• _Records to process_
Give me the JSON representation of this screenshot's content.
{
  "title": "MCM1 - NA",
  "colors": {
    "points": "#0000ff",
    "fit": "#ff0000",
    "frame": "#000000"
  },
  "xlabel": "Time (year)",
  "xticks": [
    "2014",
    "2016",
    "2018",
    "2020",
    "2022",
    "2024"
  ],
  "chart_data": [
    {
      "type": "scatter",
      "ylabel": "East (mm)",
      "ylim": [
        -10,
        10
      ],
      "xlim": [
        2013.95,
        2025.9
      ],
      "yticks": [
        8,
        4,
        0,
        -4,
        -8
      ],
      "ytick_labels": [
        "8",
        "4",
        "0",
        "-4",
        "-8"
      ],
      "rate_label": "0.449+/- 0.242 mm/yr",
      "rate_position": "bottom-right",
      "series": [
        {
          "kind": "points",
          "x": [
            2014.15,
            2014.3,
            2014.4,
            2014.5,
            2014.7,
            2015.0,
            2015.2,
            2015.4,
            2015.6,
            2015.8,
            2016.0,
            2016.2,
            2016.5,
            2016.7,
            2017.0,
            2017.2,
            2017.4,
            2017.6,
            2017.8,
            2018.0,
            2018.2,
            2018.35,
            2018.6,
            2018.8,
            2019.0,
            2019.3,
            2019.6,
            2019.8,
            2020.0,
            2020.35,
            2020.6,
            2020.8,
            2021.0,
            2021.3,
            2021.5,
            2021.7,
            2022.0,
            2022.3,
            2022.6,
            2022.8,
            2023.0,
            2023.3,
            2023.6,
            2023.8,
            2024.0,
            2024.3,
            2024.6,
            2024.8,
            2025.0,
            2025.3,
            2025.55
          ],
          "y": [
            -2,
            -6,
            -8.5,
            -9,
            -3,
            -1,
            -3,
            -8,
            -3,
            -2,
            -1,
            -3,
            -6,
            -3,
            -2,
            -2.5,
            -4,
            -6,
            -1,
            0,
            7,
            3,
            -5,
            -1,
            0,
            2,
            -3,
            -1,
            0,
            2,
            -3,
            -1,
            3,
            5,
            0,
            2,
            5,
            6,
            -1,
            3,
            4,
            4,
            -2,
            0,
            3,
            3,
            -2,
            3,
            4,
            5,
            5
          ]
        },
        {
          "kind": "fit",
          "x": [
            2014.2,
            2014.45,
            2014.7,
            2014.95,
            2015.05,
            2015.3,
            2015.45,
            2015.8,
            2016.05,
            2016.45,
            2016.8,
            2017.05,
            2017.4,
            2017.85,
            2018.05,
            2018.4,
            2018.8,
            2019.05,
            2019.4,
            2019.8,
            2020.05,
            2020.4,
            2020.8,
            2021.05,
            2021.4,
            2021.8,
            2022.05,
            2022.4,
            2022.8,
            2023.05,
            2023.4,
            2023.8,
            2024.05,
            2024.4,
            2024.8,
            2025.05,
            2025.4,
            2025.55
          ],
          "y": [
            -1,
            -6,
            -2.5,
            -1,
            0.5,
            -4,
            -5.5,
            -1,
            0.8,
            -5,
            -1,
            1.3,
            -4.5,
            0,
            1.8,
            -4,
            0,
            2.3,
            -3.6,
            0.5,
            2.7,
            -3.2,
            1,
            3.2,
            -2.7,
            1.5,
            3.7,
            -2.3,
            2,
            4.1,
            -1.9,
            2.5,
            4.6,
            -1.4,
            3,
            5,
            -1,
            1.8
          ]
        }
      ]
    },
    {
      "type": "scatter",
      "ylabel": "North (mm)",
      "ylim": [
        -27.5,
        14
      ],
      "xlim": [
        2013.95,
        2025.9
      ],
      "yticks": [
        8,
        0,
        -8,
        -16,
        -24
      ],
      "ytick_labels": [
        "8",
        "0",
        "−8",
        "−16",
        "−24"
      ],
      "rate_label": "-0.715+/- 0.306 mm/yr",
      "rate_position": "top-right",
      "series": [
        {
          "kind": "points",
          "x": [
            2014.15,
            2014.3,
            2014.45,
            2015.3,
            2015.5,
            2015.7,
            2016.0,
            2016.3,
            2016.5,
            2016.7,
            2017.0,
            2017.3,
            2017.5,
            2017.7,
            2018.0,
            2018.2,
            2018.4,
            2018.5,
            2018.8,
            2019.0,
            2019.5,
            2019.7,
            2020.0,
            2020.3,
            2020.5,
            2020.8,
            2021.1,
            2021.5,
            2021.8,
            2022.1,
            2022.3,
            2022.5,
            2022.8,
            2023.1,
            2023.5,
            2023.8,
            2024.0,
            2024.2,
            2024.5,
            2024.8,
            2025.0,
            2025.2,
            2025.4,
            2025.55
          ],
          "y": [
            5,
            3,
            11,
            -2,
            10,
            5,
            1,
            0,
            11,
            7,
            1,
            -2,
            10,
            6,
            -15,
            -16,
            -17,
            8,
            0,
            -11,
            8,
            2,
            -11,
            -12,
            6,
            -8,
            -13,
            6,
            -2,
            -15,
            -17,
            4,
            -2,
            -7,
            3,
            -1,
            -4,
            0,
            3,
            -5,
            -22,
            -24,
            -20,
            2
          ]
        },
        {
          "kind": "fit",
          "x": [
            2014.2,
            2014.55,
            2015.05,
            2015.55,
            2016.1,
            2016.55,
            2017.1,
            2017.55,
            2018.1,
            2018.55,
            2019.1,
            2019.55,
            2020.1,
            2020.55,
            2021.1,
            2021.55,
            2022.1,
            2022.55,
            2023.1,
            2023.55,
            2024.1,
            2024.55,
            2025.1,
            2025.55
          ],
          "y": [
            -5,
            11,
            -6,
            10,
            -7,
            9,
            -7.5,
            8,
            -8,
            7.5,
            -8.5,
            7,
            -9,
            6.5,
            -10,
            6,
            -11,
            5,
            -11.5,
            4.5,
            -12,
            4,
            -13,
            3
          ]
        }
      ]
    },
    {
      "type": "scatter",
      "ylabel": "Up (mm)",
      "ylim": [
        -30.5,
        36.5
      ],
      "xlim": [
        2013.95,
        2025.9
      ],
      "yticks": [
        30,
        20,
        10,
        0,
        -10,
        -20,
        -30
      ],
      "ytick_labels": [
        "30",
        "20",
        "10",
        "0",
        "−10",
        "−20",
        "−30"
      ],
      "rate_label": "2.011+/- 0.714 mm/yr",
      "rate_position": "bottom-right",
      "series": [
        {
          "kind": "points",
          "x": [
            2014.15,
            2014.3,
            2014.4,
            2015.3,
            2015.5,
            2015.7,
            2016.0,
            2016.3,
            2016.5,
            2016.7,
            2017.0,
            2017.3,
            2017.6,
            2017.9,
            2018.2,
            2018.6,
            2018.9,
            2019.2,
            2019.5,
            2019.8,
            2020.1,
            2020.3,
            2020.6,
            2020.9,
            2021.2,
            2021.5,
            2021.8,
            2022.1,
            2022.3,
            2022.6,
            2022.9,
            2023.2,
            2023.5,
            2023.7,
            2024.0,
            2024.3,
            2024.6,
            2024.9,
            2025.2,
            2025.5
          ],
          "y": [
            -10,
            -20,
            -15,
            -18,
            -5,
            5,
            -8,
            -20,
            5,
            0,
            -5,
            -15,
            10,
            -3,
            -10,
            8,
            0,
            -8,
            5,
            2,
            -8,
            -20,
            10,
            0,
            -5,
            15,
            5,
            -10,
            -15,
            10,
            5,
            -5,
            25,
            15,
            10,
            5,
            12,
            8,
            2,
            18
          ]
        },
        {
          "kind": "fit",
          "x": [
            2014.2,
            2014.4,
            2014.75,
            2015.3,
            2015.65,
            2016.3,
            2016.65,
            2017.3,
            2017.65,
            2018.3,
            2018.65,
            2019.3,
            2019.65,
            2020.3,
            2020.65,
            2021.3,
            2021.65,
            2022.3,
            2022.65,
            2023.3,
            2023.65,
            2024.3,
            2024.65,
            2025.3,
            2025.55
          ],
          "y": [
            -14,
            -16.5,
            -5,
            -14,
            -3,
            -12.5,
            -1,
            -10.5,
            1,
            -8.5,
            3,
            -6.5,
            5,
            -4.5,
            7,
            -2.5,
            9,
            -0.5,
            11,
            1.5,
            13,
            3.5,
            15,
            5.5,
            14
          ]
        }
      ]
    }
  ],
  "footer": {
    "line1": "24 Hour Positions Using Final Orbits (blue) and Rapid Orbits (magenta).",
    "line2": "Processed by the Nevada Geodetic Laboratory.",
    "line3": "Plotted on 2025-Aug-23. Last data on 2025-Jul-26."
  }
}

• _Challenge_
Exactly how many lines of the listing above contain the string "ylabel"? Give no more than the number.

• _Answer to this problem_
3